[Figure contents as structured data]
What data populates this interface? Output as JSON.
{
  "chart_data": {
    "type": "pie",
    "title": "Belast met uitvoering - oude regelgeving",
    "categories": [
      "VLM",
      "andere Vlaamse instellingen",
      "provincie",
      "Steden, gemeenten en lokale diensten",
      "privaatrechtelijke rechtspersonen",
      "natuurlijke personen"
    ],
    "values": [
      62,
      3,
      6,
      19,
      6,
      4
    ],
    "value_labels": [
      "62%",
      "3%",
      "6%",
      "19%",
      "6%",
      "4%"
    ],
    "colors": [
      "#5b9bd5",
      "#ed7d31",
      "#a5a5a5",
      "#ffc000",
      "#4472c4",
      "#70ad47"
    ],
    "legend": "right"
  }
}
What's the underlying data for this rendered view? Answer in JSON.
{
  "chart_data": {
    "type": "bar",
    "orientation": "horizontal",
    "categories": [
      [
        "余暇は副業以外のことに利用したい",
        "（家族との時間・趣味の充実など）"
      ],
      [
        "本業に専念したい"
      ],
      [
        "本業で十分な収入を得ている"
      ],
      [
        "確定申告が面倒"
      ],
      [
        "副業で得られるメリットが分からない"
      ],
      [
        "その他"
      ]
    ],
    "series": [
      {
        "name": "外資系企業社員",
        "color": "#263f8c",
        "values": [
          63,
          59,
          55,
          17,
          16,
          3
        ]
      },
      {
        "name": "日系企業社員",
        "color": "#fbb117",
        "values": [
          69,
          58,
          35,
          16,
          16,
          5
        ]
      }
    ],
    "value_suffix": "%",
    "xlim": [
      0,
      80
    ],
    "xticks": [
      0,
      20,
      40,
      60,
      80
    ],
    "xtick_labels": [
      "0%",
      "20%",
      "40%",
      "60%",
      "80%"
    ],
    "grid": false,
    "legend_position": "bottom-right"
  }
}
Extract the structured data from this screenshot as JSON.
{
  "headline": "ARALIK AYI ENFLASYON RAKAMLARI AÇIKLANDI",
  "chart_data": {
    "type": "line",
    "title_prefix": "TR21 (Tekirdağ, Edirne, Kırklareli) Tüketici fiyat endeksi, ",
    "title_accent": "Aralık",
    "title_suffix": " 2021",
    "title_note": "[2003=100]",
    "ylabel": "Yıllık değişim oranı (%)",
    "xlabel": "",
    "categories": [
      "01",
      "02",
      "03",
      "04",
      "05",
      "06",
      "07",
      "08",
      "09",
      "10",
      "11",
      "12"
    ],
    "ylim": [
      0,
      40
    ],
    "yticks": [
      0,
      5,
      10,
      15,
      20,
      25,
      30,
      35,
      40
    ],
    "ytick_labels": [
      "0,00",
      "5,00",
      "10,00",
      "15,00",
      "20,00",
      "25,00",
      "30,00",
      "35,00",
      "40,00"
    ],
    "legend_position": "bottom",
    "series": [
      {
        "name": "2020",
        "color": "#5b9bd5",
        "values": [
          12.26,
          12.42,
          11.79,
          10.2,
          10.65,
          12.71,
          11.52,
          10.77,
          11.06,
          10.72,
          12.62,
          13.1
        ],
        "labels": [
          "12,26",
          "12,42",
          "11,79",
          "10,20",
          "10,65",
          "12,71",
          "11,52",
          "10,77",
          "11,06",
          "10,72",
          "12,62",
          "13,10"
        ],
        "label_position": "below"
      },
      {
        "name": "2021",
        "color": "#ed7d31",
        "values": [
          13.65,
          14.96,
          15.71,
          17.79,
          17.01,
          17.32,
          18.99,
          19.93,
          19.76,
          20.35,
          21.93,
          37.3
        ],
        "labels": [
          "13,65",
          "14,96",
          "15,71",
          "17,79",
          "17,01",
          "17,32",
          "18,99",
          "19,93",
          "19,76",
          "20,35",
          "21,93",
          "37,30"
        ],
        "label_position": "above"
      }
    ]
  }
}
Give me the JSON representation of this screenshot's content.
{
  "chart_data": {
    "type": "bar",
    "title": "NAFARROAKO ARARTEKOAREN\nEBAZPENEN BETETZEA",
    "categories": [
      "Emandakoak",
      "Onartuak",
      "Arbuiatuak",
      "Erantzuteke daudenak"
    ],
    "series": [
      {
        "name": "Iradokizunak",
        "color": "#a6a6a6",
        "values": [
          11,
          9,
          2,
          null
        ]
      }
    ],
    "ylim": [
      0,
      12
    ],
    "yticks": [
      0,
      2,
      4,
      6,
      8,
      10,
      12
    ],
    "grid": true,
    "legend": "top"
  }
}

** Written task **
Read the lines above. Gather those in which the string "right" is found.

** Full solution **
    "legend": "right"
    "legend_position": "bottom-right"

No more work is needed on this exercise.